# CHALLENGE:
Track down the lines that contain "cette" and copy them.

----

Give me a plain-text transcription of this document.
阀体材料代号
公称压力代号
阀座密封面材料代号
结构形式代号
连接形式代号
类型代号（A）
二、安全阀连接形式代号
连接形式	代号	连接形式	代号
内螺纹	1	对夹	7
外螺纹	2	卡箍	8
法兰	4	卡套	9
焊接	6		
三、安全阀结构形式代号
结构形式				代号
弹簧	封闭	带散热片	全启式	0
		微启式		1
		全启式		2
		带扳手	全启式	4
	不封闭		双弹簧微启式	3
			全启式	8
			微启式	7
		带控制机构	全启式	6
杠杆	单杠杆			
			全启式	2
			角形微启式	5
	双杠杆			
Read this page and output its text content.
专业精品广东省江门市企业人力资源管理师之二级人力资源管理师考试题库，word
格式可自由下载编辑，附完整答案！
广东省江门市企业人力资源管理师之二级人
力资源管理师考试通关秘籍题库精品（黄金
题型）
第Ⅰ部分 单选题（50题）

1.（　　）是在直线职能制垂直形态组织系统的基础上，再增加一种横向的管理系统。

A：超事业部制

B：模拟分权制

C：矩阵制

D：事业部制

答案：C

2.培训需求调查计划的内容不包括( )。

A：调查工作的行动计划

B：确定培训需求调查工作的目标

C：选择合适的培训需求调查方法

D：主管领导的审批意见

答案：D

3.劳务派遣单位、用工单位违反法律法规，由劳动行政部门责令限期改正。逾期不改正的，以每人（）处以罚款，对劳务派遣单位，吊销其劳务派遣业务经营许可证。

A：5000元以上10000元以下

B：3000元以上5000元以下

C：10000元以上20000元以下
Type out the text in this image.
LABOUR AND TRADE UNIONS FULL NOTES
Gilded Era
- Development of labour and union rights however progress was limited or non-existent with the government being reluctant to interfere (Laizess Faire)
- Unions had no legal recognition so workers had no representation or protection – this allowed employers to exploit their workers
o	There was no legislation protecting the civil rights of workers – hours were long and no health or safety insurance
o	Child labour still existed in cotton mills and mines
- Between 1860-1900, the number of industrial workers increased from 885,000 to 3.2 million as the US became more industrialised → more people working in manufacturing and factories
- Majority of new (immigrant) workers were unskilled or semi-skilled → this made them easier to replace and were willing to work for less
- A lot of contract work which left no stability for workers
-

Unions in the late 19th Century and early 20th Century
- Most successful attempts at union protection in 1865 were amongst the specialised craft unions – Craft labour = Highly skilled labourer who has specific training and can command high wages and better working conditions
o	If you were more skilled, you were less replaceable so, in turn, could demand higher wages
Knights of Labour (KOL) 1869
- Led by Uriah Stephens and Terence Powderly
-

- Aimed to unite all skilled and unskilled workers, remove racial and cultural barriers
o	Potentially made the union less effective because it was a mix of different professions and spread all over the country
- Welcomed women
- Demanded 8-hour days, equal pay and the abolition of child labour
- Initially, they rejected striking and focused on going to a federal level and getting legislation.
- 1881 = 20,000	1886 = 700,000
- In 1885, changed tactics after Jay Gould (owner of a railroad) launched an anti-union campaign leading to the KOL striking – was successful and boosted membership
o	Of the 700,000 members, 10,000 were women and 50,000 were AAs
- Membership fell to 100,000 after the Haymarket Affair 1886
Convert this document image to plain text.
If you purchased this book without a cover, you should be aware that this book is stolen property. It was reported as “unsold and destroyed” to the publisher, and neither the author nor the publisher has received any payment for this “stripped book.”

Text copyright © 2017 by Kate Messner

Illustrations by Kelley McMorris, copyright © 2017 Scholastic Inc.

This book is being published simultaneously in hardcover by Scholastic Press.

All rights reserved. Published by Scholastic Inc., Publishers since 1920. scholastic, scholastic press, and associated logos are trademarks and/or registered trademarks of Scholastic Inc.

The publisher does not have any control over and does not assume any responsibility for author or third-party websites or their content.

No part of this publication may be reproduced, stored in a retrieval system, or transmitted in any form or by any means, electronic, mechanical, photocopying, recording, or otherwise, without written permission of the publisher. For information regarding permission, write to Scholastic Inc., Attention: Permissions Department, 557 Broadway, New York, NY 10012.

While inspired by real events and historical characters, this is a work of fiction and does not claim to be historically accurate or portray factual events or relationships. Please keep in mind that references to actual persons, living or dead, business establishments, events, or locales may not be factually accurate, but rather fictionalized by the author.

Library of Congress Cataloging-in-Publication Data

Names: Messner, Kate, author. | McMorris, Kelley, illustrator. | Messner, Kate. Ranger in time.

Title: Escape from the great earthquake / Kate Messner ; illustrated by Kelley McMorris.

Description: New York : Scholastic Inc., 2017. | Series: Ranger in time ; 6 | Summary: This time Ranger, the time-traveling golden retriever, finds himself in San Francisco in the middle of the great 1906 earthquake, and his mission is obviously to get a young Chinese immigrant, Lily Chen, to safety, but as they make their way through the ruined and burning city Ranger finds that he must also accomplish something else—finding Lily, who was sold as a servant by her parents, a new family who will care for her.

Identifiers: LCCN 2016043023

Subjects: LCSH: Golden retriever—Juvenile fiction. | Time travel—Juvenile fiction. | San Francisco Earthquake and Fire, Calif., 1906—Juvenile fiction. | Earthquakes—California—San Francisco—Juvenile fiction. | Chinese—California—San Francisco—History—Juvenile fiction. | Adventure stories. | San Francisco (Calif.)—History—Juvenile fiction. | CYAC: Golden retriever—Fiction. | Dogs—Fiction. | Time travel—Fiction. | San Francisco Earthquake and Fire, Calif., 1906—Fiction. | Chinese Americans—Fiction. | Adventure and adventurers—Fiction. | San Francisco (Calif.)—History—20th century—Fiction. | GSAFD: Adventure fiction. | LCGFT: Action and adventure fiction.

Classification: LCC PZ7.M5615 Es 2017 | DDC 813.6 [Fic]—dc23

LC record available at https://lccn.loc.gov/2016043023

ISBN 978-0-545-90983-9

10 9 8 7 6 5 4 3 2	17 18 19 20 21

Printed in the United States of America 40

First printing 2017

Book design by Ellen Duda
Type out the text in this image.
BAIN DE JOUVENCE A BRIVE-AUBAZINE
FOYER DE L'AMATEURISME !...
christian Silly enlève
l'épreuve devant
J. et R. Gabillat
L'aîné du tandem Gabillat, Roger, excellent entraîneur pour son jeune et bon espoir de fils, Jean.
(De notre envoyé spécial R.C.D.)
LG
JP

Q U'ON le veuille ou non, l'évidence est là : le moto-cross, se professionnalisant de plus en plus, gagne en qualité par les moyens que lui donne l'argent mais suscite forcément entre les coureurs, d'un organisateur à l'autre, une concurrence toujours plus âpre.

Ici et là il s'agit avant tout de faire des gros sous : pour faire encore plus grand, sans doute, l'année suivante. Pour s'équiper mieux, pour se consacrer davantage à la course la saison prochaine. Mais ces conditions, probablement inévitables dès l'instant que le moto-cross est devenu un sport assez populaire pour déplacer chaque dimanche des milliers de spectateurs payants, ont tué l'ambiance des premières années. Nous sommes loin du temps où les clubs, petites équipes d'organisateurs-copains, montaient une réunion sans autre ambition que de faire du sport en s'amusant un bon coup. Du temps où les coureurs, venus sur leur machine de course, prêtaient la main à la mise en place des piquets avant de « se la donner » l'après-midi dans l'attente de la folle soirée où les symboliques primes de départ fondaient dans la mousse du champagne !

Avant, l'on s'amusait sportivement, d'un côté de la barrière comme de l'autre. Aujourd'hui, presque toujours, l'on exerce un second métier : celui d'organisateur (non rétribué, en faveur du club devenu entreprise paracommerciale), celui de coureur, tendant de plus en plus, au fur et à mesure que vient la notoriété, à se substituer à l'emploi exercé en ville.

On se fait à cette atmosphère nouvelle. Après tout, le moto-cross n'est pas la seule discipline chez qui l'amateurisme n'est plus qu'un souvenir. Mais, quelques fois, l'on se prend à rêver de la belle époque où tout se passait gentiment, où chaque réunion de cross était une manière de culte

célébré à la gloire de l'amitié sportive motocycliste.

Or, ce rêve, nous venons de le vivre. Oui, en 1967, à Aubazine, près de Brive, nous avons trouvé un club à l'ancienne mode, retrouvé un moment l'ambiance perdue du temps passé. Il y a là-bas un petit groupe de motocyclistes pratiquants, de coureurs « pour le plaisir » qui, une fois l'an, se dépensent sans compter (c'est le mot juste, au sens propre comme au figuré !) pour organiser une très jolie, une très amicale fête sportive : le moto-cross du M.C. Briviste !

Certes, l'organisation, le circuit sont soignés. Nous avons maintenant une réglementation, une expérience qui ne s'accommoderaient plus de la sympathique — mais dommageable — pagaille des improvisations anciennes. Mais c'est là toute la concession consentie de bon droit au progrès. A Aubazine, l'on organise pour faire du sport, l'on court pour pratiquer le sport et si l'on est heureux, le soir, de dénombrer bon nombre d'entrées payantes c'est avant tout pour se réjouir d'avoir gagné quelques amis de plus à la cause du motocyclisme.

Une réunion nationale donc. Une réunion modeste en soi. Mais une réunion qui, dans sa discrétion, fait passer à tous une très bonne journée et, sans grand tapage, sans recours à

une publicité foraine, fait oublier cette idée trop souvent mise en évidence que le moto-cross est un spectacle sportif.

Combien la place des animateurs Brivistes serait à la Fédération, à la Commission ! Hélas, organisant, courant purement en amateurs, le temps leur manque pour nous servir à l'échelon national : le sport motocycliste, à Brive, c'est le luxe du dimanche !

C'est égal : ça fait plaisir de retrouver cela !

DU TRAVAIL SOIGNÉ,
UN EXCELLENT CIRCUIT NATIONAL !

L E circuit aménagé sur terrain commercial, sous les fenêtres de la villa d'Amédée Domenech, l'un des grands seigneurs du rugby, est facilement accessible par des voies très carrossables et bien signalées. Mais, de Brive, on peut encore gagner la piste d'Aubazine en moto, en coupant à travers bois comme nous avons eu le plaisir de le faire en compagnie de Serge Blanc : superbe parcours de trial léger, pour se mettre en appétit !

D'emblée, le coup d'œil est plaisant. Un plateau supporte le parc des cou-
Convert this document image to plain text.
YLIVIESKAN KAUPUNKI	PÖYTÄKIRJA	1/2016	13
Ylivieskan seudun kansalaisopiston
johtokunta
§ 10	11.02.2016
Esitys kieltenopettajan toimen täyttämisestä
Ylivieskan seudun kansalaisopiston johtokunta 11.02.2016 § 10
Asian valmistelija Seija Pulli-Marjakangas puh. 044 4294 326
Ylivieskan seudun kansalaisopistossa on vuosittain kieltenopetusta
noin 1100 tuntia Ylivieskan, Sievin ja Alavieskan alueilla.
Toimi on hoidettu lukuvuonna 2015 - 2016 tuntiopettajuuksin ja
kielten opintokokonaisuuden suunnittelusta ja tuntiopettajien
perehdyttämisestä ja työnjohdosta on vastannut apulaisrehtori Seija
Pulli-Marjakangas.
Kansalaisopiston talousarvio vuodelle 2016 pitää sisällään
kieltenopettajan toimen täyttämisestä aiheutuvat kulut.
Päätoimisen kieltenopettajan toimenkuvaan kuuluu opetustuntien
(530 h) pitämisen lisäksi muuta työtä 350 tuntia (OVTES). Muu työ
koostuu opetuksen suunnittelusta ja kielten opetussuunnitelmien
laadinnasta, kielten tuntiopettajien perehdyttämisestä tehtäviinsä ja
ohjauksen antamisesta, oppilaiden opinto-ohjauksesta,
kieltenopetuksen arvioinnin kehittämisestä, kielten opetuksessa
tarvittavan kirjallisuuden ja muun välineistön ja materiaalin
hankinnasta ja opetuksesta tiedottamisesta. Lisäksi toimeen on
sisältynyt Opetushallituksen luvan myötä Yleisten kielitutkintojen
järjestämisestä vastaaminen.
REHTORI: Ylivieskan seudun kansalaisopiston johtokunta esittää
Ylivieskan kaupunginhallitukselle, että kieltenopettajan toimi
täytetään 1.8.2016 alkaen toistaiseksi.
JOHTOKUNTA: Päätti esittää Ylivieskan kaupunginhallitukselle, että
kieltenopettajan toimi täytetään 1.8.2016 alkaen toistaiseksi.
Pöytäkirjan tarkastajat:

----

# ANSWER TO THE PROBLEM:
On se fait à cette atmosphère nouvelle. Après tout, le moto-cross n'est pas la seule discipline chez qui l'amateurisme n'est plus qu'un souvenir. Mais, quelques fois, l'on se prend à rêver de la belle époque où tout se passait gentiment, où chaque réunion de cross était une manière de culte
une publicité foraine, fait oublier cette idée trop souvent mise en évidence que le moto-cross est un spectacle sportif.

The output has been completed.